## AIM
Print everything from the line containing "Pick out 25" down to the line containing "table-cell[interactable] [34,137,134,182]", both lines included, reproducing each one character for character.

[Entries from a dataset]
** begin **

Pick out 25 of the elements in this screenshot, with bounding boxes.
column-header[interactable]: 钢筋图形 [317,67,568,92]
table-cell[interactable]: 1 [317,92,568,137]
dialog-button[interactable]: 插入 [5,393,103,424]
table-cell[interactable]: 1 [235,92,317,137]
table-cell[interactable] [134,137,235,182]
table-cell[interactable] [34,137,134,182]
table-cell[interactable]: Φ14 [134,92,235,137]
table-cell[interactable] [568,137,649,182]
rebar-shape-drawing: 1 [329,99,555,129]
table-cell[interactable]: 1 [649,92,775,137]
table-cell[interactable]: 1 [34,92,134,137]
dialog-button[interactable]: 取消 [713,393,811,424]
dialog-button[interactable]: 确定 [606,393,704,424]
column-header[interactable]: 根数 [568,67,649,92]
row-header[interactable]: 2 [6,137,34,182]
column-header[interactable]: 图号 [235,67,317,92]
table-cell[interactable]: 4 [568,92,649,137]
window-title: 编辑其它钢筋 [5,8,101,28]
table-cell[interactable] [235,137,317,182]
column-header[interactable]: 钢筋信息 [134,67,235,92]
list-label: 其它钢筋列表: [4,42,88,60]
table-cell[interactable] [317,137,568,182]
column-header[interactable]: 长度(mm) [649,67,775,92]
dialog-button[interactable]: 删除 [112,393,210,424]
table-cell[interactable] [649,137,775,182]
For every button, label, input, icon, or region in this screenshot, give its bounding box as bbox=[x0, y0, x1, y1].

** end **
** begin **

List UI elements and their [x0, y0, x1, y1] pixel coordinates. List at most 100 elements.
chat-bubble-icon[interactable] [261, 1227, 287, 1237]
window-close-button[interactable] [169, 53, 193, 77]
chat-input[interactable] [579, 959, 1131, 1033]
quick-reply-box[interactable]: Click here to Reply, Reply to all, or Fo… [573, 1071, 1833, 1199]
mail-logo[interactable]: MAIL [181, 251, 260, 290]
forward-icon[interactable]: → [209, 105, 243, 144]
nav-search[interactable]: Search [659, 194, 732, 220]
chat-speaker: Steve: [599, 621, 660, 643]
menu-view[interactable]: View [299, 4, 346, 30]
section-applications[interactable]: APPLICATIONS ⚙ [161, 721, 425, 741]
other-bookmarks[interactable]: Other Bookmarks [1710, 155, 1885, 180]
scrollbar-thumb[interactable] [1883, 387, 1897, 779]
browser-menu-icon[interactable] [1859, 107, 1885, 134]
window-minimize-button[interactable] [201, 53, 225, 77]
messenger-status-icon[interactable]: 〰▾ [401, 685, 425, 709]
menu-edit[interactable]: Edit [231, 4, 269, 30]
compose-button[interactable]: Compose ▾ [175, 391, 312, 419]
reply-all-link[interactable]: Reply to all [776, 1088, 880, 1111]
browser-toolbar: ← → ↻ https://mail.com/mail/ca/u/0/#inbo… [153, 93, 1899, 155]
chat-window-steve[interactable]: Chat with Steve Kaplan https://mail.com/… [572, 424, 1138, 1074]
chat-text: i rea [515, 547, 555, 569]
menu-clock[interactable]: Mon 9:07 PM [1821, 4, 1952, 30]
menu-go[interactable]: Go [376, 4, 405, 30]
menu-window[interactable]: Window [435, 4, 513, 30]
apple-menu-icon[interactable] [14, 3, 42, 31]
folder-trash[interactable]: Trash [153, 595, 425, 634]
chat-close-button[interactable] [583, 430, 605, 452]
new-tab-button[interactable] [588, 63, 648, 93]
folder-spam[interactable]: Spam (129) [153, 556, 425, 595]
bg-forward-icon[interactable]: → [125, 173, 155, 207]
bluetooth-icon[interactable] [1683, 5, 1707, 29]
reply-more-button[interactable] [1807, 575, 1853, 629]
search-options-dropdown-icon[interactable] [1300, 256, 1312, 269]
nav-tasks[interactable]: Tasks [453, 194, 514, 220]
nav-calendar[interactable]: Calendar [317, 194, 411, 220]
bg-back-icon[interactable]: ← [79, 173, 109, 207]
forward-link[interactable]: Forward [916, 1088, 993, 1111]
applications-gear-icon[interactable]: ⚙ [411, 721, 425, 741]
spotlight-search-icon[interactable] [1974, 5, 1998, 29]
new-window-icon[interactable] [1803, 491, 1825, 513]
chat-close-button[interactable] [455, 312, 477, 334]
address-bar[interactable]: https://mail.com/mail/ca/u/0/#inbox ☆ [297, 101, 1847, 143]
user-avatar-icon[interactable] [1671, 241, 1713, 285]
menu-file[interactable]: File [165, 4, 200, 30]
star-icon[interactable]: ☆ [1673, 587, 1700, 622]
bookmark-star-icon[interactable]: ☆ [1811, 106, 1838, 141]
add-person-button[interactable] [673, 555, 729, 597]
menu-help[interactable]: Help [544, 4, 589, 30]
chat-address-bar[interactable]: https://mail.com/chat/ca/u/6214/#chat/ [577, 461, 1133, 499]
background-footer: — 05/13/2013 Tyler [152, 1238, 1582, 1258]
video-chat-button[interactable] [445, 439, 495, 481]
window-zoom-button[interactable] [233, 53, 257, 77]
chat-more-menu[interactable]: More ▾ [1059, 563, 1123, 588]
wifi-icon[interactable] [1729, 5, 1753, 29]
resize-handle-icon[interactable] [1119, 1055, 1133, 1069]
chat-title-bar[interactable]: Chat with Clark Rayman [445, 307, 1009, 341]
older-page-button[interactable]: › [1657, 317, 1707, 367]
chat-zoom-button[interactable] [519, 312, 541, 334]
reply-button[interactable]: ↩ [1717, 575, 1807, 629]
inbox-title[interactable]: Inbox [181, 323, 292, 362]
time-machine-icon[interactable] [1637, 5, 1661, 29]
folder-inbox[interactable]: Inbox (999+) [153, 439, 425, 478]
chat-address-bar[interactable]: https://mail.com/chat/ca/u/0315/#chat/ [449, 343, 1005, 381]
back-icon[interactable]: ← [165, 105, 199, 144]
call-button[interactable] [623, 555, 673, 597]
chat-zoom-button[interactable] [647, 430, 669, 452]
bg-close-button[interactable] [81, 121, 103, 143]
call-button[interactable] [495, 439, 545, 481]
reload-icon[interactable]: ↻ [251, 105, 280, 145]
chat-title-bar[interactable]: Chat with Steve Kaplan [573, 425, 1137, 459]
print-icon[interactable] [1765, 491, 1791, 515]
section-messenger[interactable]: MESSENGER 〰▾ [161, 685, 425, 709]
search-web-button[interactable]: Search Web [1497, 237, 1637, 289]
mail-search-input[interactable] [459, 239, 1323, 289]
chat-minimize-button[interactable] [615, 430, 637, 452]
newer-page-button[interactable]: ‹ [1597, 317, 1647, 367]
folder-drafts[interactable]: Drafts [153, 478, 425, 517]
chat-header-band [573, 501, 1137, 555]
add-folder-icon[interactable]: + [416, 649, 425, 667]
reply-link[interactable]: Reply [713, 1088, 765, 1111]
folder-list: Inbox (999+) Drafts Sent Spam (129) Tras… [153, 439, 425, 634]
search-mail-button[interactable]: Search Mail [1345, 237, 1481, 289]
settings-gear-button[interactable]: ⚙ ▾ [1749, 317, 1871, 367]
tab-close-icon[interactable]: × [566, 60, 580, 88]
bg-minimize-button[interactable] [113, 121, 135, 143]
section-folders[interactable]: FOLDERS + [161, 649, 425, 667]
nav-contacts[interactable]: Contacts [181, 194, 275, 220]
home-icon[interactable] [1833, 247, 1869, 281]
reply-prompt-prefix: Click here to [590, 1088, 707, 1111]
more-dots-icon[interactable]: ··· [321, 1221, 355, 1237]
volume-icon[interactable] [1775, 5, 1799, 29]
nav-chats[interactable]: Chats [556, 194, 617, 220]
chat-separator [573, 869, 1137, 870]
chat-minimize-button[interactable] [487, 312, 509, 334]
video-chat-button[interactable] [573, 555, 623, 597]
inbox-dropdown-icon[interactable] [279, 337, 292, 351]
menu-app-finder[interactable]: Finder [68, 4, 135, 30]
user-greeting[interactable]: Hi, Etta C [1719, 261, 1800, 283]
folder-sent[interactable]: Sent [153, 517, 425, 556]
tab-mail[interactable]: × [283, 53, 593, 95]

** end **

## THE OUTPUT
Pick out 25 of the elements in this screenshot, with bounding boxes.
column-header[interactable]: 钢筋图形 [317,67,568,92]
table-cell[interactable]: 1 [317,92,568,137]
dialog-button[interactable]: 插入 [5,393,103,424]
table-cell[interactable]: 1 [235,92,317,137]
table-cell[interactable] [134,137,235,182]
table-cell[interactable] [34,137,134,182]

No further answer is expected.